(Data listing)
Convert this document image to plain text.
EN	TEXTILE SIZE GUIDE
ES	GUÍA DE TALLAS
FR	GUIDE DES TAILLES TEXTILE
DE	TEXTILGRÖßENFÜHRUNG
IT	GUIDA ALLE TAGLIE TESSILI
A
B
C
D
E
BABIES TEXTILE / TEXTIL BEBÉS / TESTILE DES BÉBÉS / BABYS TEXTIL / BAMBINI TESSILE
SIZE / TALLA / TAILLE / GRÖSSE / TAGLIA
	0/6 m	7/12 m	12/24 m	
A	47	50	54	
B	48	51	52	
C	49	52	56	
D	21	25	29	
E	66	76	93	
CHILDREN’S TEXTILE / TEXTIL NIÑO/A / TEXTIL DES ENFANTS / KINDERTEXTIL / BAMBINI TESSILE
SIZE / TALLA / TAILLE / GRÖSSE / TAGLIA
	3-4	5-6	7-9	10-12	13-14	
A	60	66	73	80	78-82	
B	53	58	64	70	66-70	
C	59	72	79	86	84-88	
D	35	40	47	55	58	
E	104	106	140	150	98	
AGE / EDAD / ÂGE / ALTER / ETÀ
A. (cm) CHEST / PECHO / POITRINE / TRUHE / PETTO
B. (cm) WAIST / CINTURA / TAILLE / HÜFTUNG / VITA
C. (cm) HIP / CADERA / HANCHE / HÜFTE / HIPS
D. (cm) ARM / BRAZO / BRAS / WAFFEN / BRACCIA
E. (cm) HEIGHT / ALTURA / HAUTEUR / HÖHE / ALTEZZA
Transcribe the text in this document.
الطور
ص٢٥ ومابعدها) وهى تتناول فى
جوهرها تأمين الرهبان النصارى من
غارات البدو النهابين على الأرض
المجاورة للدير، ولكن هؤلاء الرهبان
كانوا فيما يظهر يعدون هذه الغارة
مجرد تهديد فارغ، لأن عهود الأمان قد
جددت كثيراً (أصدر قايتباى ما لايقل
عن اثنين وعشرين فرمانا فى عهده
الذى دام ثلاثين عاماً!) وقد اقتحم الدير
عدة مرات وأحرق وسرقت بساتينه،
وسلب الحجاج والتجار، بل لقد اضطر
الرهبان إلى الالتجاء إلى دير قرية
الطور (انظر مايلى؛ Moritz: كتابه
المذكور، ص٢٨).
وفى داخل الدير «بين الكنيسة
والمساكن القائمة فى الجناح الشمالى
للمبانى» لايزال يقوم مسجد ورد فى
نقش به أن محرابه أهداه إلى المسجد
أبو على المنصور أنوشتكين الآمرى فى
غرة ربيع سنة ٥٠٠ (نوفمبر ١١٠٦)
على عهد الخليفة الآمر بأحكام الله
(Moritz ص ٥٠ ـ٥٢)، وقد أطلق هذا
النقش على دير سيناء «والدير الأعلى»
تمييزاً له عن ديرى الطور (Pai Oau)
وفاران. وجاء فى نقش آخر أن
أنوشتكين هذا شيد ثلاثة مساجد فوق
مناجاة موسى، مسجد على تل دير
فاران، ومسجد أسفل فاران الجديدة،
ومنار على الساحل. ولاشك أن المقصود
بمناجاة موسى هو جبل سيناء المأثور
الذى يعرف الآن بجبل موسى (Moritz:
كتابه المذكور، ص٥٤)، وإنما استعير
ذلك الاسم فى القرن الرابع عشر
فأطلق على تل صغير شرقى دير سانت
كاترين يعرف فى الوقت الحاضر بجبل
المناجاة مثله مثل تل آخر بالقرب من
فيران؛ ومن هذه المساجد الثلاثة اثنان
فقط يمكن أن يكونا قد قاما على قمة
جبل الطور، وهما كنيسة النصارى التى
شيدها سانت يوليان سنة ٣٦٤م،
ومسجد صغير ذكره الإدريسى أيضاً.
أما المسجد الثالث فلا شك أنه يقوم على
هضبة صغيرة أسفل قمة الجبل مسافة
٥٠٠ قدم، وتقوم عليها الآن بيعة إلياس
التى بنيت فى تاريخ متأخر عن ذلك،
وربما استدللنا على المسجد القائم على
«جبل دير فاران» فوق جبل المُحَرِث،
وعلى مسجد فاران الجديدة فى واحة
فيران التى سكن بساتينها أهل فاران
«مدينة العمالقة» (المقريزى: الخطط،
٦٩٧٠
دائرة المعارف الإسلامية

- _Problem_:
Check each line of the records above for the string "document", and report every line that has it.

- _Result of this task_:
Convert this document image to plain text.
Transcribe the text in this document.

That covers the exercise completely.